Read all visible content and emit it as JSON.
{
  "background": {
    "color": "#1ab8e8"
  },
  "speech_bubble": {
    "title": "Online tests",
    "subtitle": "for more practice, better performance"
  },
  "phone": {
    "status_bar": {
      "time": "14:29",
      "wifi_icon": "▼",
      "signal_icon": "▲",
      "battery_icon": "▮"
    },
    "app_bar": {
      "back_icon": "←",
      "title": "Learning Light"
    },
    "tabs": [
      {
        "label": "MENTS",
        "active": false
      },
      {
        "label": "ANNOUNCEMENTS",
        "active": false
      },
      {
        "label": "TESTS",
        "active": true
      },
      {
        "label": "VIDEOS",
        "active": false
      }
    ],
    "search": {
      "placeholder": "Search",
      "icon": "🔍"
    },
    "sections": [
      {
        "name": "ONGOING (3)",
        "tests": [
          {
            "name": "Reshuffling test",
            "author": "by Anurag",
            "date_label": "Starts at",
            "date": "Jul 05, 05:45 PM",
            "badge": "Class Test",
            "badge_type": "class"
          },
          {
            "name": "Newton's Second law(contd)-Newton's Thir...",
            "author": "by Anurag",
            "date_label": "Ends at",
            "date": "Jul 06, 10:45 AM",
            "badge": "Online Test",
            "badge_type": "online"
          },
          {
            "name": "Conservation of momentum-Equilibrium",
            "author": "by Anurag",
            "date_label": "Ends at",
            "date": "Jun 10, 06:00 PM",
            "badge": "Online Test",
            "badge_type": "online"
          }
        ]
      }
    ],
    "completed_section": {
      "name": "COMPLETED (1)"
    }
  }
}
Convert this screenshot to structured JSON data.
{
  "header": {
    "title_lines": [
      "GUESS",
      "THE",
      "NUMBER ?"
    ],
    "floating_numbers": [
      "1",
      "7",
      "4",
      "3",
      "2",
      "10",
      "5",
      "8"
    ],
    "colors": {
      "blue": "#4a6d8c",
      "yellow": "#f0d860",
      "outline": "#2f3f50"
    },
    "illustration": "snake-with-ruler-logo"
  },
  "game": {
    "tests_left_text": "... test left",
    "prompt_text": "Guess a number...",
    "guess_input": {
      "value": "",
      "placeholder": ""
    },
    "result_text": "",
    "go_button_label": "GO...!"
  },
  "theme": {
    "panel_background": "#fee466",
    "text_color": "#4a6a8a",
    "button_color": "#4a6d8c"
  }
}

◆ PROBLEM DESCRIPTION ◆
Give back, unchanged, every line from the one with "Convert this screenshot" to the end of the entries above.

◆ CORRECT RESPONSE ◆
Convert this screenshot to structured JSON data.
{
  "header": {
    "title_lines": [
      "GUESS",
      "THE",
      "NUMBER ?"
    ],
    "floating_numbers": [
      "1",
      "7",
      "4",
      "3",
      "2",
      "10",
      "5",
      "8"
    ],
    "colors": {
      "blue": "#4a6d8c",
      "yellow": "#f0d860",
      "outline": "#2f3f50"
    },
    "illustration": "snake-with-ruler-logo"
  },
  "game": {
    "tests_left_text": "... test left",
    "prompt_text": "Guess a number...",
    "guess_input": {
      "value": "",
      "placeholder": ""
    },
    "result_text": "",
    "go_button_label": "GO...!"
  },
  "theme": {
    "panel_background": "#fee466",
    "text_color": "#4a6a8a",
    "button_color": "#4a6d8c"
  }
}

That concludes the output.